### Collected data
◆ ◆ ◆

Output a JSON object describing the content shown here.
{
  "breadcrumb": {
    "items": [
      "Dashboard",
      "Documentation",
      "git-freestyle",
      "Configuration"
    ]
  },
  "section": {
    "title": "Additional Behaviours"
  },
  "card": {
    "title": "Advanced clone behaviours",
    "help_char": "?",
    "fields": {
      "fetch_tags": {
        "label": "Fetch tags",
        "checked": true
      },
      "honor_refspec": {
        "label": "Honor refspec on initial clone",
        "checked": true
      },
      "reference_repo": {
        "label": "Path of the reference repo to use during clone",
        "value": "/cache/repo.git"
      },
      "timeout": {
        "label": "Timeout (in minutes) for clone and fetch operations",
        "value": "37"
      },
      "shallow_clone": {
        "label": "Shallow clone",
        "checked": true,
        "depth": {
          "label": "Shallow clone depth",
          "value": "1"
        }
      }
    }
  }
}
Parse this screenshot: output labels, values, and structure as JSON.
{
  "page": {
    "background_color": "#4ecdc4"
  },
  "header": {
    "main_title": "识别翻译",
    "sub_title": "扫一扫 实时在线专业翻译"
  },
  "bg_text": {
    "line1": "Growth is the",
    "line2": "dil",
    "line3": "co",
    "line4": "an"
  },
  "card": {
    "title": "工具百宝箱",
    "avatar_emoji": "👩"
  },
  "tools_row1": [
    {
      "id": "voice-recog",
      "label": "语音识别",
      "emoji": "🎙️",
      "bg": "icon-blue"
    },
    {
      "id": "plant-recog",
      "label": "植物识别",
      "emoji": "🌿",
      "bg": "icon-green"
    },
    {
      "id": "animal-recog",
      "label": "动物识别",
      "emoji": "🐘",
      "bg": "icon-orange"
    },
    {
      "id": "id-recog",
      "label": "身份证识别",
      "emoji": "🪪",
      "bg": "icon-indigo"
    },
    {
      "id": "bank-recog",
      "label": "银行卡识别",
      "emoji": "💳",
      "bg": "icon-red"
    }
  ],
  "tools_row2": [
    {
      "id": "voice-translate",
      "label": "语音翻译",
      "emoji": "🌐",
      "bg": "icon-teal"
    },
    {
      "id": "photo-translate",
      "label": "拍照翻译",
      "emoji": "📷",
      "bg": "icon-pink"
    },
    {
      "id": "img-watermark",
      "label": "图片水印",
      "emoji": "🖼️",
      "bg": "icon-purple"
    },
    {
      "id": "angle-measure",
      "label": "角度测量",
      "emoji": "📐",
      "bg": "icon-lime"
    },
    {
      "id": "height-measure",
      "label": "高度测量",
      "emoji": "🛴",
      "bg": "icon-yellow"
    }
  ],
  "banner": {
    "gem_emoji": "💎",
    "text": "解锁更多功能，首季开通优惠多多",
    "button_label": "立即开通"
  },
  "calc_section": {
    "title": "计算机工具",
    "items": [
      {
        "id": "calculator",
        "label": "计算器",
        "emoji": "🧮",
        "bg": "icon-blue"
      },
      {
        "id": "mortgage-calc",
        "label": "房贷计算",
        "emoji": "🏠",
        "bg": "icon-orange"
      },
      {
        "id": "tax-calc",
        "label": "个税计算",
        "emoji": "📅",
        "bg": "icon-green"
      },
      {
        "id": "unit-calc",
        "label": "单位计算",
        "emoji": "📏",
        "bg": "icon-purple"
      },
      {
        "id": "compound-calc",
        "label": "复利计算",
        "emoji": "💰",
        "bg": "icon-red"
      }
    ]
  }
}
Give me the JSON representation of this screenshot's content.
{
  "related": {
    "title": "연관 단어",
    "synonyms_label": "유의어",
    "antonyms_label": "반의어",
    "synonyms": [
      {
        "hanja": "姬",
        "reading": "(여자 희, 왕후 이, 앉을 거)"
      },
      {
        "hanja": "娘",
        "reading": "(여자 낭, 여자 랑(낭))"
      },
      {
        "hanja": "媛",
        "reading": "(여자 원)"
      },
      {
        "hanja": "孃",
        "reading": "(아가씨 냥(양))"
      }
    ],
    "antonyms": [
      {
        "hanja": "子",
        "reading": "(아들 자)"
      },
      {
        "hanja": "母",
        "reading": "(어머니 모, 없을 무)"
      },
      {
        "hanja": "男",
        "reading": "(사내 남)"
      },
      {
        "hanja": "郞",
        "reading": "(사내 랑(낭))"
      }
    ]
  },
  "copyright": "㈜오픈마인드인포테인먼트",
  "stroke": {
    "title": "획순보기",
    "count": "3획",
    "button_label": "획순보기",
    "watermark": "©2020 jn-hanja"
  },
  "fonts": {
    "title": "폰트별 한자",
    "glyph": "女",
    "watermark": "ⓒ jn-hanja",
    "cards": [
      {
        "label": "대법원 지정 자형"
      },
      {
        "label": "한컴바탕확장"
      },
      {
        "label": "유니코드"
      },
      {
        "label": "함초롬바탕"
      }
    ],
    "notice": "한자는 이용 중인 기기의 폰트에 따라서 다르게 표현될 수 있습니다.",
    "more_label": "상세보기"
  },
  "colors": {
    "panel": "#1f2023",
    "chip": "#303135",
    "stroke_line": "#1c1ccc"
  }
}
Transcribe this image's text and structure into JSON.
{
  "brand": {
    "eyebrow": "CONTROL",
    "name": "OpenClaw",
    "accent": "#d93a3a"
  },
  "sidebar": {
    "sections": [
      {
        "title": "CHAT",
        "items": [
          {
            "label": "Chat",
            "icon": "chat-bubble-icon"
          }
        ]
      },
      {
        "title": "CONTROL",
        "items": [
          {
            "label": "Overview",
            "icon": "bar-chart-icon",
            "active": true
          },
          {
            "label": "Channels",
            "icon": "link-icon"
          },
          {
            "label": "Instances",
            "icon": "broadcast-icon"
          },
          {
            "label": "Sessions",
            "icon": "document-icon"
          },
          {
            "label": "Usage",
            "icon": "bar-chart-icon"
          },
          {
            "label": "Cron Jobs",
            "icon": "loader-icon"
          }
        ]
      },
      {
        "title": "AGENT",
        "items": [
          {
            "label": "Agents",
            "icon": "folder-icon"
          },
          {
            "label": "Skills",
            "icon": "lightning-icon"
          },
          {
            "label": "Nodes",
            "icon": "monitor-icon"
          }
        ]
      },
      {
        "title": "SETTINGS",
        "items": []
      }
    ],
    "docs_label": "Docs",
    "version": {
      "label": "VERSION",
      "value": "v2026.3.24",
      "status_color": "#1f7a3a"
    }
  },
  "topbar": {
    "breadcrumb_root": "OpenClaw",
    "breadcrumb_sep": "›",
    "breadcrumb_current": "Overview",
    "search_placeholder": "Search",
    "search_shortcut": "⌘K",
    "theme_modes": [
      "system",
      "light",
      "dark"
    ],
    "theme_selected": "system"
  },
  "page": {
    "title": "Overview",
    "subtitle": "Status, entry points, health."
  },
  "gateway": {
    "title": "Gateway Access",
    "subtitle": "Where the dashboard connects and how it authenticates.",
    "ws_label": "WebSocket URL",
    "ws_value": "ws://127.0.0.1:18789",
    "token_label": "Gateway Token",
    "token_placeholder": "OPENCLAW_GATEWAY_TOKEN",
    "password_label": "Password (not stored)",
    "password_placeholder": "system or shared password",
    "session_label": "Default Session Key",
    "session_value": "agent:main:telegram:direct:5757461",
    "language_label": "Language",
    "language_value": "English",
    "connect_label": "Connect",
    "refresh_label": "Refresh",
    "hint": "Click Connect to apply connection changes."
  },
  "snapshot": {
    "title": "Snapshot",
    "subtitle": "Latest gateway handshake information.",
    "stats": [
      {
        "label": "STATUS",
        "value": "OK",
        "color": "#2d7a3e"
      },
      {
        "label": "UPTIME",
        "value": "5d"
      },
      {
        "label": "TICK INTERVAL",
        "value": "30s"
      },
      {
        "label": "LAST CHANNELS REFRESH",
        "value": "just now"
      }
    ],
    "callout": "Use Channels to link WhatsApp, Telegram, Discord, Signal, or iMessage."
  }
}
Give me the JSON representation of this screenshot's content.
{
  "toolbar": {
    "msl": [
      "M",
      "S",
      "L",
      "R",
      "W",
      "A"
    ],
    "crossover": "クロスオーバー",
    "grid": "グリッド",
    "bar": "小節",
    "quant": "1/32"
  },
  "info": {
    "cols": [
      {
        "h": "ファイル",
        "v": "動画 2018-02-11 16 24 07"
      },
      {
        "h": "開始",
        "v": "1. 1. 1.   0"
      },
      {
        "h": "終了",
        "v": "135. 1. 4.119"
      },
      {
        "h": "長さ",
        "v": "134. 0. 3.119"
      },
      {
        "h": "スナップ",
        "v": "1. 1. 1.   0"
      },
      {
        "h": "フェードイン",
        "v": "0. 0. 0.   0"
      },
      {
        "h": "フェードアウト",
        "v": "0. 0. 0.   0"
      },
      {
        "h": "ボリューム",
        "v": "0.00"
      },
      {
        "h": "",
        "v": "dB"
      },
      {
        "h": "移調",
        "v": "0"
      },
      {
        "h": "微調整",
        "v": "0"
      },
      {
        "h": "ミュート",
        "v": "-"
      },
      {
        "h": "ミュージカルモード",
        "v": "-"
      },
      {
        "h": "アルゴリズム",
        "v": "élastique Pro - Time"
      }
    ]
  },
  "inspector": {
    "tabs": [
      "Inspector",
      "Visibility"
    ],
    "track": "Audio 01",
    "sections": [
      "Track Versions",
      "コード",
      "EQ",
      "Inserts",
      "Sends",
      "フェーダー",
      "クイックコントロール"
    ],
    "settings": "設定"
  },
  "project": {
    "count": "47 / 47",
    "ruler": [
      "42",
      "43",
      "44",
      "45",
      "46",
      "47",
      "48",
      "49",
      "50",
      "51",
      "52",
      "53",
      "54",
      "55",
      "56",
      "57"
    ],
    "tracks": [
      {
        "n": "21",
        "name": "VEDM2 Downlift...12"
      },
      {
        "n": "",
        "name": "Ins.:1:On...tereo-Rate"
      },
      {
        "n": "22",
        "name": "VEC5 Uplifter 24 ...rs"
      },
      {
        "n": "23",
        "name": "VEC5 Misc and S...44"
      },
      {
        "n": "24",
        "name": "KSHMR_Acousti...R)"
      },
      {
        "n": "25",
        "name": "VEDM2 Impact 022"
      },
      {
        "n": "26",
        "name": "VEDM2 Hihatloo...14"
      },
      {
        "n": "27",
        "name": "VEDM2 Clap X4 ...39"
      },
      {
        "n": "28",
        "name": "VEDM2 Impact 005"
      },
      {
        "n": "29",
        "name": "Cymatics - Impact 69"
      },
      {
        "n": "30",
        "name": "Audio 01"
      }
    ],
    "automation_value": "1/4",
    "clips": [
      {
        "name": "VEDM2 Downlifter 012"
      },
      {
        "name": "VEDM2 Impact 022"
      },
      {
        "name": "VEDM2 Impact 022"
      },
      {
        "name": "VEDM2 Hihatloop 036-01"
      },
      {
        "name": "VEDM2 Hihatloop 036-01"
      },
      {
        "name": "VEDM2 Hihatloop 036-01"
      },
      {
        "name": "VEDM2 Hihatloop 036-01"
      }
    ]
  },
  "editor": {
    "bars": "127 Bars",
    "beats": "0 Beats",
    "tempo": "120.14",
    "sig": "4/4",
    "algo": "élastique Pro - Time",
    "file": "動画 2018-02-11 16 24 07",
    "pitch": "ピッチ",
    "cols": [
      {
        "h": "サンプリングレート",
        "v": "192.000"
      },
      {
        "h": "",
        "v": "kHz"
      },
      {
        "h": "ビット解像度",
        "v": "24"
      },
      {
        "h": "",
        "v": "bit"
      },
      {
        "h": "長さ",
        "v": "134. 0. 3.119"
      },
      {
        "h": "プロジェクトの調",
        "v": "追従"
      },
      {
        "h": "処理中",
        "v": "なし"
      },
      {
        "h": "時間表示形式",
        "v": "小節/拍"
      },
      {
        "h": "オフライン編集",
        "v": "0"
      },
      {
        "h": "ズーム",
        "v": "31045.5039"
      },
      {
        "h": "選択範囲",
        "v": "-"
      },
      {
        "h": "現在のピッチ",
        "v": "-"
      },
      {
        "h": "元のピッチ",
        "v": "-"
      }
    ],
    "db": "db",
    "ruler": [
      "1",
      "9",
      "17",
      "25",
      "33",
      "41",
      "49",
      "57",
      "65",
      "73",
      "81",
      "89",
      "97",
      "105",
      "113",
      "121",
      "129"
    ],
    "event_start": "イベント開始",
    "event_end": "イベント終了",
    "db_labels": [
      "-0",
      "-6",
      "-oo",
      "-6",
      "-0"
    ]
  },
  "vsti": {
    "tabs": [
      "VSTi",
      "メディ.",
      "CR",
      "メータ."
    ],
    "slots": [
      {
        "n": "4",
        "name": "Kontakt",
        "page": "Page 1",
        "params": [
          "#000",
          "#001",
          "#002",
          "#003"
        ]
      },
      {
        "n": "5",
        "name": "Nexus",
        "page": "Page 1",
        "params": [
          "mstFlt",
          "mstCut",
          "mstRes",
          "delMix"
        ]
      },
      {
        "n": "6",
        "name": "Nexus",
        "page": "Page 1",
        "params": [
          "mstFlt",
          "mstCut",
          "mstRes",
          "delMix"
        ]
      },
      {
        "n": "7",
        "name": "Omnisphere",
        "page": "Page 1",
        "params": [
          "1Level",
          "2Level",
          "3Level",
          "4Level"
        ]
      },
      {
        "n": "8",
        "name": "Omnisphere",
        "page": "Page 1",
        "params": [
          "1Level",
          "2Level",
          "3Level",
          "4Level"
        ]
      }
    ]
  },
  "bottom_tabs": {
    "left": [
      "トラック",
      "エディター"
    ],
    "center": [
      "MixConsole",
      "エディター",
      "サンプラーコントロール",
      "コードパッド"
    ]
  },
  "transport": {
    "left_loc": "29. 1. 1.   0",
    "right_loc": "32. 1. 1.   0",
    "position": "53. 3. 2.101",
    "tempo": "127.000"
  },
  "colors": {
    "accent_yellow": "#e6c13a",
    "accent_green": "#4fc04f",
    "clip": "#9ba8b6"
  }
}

◆ ◆ ◆

Each line holding "system" must be found and copied.

### Final answer
      "system",
    "theme_selected": "system"
    "password_placeholder": "system or shared password",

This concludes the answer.